** Exercise prompt **
For every line in the data below that contains "representation", copy the line.

** Exercise input **
• • • • • • •

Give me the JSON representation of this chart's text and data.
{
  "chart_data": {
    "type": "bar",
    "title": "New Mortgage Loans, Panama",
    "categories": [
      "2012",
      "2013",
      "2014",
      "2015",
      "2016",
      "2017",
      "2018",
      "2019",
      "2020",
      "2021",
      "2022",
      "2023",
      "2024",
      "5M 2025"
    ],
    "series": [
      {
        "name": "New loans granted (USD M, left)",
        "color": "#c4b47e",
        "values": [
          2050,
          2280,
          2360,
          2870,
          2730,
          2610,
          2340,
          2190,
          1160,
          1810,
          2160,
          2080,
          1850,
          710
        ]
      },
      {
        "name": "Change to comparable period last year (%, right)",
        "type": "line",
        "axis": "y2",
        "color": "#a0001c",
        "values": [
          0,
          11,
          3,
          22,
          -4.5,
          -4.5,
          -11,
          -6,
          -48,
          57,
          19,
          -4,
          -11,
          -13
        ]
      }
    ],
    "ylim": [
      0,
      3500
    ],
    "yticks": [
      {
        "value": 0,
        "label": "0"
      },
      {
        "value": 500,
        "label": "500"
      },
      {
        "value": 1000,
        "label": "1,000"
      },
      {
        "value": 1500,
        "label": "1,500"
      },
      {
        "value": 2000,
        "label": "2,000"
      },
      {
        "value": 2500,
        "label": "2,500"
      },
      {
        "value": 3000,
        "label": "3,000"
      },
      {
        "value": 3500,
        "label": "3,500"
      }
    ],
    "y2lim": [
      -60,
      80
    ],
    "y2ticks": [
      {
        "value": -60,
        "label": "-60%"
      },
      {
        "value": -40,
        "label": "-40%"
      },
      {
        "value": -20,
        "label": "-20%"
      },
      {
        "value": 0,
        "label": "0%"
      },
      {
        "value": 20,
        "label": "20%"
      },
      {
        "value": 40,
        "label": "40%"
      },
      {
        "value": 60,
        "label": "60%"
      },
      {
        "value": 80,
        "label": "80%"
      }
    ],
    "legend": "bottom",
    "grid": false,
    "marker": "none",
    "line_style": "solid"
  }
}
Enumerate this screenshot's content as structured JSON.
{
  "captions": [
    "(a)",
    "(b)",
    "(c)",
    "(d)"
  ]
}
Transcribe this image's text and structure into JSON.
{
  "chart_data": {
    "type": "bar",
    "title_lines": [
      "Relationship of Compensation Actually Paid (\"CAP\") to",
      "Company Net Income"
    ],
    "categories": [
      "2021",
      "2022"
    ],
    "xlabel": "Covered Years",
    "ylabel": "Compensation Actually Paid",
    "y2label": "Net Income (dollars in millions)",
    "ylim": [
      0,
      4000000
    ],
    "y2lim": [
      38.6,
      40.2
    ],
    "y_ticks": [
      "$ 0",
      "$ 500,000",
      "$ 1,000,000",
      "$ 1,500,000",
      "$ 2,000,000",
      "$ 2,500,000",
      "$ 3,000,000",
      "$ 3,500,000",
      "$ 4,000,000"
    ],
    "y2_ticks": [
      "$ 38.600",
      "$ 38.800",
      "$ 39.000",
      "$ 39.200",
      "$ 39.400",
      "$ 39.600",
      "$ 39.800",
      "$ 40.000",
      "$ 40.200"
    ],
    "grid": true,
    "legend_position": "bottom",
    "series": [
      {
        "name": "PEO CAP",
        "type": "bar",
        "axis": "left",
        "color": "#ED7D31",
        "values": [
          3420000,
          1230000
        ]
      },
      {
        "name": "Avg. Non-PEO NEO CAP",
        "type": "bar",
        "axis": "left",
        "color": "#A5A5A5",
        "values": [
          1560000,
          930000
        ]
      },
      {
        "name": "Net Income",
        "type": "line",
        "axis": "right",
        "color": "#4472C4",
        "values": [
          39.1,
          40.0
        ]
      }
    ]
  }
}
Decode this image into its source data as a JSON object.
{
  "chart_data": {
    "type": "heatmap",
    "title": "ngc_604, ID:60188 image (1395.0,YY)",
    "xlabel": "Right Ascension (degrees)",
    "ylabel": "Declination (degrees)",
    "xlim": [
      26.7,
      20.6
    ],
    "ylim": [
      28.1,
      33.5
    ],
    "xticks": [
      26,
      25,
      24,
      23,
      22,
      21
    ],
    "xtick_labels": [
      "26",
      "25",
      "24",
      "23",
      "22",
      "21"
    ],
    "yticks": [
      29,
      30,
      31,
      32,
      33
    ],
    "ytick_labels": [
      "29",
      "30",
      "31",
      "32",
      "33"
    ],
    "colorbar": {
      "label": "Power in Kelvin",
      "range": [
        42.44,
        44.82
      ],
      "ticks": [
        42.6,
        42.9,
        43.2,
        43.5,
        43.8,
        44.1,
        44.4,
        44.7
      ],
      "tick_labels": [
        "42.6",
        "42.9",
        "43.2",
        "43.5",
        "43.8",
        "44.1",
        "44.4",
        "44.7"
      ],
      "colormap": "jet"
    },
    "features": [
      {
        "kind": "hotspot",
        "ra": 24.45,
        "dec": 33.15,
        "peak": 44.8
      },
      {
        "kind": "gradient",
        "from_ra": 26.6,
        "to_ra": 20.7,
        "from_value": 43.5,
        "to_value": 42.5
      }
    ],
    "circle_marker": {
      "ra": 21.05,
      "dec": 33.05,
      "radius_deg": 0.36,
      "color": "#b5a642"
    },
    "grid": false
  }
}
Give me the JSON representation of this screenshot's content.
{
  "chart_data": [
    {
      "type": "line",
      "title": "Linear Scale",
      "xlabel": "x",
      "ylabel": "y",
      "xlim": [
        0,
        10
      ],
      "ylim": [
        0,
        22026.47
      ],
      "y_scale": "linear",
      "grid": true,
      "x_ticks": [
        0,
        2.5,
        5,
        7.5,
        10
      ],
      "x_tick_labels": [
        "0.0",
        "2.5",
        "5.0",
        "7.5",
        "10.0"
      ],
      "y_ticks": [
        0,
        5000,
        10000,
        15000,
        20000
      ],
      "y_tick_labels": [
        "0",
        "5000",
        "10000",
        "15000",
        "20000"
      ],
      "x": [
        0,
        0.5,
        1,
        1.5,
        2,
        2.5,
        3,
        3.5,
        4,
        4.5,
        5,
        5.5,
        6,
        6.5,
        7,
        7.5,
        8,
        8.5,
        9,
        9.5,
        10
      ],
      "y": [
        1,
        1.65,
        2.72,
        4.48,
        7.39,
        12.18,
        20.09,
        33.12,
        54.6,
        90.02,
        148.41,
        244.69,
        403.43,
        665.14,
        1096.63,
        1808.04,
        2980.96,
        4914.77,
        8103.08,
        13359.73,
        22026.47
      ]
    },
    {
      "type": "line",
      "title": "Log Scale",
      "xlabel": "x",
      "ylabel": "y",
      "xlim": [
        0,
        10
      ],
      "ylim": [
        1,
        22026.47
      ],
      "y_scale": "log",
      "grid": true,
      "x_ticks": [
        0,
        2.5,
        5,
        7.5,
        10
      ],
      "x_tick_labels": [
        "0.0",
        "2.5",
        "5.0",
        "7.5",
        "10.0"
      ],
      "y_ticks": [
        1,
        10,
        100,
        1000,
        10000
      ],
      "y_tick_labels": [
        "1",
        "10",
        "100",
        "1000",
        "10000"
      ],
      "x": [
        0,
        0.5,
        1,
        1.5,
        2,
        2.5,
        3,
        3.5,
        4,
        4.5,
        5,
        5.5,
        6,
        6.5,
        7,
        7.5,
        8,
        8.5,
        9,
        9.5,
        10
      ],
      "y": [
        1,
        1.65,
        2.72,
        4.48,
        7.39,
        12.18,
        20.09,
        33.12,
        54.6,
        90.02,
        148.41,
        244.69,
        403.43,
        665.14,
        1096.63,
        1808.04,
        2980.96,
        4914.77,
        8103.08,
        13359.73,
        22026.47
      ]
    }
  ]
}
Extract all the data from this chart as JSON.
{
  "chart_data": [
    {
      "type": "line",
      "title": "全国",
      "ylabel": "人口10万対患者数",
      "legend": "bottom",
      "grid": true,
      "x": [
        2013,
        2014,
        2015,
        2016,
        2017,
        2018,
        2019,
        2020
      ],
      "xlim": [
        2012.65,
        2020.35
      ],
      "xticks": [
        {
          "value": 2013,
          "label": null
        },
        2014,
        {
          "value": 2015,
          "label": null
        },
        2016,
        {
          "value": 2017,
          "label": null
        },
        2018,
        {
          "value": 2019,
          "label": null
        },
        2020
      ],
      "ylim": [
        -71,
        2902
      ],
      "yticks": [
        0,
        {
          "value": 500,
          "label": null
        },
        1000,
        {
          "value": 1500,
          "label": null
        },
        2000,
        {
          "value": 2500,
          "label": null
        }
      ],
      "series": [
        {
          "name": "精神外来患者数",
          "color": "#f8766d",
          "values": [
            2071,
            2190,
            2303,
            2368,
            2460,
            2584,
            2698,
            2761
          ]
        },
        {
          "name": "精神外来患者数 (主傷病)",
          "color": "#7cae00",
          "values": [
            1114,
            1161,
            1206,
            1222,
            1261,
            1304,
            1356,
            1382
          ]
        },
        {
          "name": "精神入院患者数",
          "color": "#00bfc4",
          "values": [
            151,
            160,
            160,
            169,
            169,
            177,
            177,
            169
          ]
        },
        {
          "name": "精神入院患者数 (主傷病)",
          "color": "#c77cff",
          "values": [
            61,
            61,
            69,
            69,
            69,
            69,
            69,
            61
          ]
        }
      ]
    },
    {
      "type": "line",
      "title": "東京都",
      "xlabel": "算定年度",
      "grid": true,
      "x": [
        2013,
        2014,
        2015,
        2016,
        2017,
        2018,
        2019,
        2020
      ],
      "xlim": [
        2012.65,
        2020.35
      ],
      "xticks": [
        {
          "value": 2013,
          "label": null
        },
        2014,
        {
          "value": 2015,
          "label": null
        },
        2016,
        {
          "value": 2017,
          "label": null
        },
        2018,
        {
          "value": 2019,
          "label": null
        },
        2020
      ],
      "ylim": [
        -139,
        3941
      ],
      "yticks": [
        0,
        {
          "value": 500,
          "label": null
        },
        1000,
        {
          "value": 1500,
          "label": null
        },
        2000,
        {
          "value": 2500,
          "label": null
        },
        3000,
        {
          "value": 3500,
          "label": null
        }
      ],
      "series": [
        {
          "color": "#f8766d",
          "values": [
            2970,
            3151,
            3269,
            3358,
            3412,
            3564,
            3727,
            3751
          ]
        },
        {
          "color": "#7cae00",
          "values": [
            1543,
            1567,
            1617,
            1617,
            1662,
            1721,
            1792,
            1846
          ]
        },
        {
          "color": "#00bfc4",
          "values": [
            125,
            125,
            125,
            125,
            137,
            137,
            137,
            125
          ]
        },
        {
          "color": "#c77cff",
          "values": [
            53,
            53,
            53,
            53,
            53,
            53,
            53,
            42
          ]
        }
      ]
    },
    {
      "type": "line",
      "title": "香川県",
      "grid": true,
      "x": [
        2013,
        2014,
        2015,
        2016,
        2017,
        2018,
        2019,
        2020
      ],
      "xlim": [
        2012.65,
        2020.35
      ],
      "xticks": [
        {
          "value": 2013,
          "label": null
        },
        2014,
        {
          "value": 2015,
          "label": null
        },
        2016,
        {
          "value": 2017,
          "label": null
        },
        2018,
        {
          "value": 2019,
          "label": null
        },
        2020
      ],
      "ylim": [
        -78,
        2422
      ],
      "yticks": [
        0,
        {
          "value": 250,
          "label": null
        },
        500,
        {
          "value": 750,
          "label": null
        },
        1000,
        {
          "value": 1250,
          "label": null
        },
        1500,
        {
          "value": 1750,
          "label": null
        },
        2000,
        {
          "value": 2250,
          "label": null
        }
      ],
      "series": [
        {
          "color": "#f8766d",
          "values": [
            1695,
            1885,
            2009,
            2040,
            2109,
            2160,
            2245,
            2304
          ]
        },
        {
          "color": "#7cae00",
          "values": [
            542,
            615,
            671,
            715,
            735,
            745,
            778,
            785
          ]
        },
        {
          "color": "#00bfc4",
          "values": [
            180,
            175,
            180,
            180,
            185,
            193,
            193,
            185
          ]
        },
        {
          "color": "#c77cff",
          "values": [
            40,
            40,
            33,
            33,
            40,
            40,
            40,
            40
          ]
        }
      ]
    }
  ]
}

• • • • • • •

** Final result **
Give me the JSON representation of this chart's text and data.
Give me the JSON representation of this screenshot's content.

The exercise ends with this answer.